------ LISTED ENTRIES
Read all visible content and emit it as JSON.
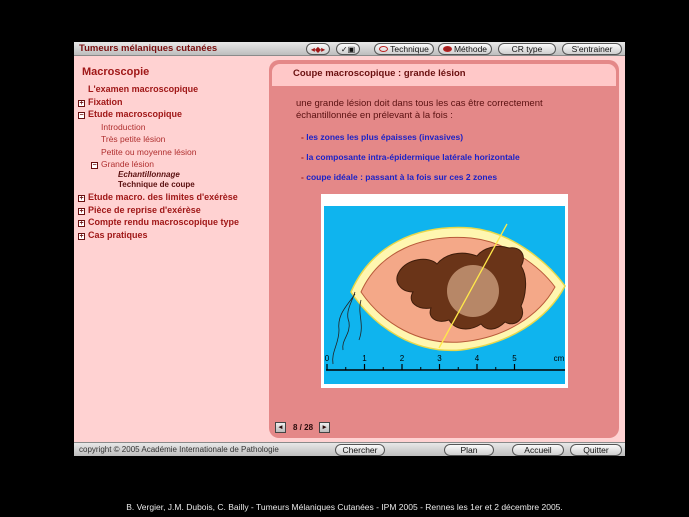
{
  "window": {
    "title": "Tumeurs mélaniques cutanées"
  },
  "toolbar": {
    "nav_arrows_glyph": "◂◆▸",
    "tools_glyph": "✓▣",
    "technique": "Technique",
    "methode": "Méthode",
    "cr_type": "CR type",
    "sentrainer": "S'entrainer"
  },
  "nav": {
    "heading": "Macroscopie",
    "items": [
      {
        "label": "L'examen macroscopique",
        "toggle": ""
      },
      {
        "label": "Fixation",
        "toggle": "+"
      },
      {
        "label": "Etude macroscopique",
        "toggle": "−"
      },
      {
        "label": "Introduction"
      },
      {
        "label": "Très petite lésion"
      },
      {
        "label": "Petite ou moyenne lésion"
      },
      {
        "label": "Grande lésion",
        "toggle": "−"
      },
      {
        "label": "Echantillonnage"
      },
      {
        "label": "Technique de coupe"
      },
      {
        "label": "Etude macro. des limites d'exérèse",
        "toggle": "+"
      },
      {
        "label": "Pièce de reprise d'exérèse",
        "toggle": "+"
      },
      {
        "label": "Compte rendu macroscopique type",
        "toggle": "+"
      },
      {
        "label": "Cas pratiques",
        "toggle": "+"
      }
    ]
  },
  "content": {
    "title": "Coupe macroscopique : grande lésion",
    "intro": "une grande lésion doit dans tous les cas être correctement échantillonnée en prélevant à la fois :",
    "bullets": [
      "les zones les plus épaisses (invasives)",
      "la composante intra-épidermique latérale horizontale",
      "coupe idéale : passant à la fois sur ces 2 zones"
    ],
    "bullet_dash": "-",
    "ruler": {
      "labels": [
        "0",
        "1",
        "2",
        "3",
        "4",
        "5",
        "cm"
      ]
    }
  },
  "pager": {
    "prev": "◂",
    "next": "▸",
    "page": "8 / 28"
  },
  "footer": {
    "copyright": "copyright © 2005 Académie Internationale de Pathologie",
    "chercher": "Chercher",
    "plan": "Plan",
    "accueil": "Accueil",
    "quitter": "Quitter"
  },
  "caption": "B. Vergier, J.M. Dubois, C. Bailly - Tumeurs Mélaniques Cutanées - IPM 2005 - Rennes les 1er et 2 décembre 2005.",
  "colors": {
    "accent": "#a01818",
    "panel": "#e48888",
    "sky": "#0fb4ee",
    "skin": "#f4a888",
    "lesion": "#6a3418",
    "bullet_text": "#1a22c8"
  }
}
------------
Each entry gets copied exactly; the pictures stay out.

Read all visible content and emit it as JSON.
{
  "window": {
    "title": "Tumeurs mélaniques cutanées"
  },
  "toolbar": {
    "nav_arrows_glyph": "◂◆▸",
    "tools_glyph": "✓▣",
    "technique": "Technique",
    "methode": "Méthode",
    "cr_type": "CR type",
    "sentrainer": "S'entrainer"
  },
  "nav": {
    "heading": "Macroscopie",
    "items": [
      {
        "label": "L'examen macroscopique",
        "toggle": ""
      },
      {
        "label": "Fixation",
        "toggle": "+"
      },
      {
        "label": "Etude macroscopique",
        "toggle": "−"
      },
      {
        "label": "Introduction"
      },
      {
        "label": "Très petite lésion"
      },
      {
        "label": "Petite ou moyenne lésion"
      },
      {
        "label": "Grande lésion",
        "toggle": "−"
      },
      {
        "label": "Echantillonnage"
      },
      {
        "label": "Technique de coupe"
      },
      {
        "label": "Etude macro. des limites d'exérèse",
        "toggle": "+"
      },
      {
        "label": "Pièce de reprise d'exérèse",
        "toggle": "+"
      },
      {
        "label": "Compte rendu macroscopique type",
        "toggle": "+"
      },
      {
        "label": "Cas pratiques",
        "toggle": "+"
      }
    ]
  },
  "content": {
    "title": "Coupe macroscopique : grande lésion",
    "intro": "une grande lésion doit dans tous les cas être correctement échantillonnée en prélevant à la fois :",
    "bullets": [
      "les zones les plus épaisses (invasives)",
      "la composante intra-épidermique latérale horizontale",
      "coupe idéale : passant à la fois sur ces 2 zones"
    ],
    "bullet_dash": "-",
    "ruler": {
      "labels": [
        "0",
        "1",
        "2",
        "3",
        "4",
        "5",
        "cm"
      ]
    }
  },
  "pager": {
    "prev": "◂",
    "next": "▸",
    "page": "8 / 28"
  },
  "footer": {
    "copyright": "copyright © 2005 Académie Internationale de Pathologie",
    "chercher": "Chercher",
    "plan": "Plan",
    "accueil": "Accueil",
    "quitter": "Quitter"
  },
  "caption": "B. Vergier, J.M. Dubois, C. Bailly - Tumeurs Mélaniques Cutanées - IPM 2005 - Rennes les 1er et 2 décembre 2005.",
  "colors": {
    "accent": "#a01818",
    "panel": "#e48888",
    "sky": "#0fb4ee",
    "skin": "#f4a888",
    "lesion": "#6a3418",
    "bullet_text": "#1a22c8"
  }
}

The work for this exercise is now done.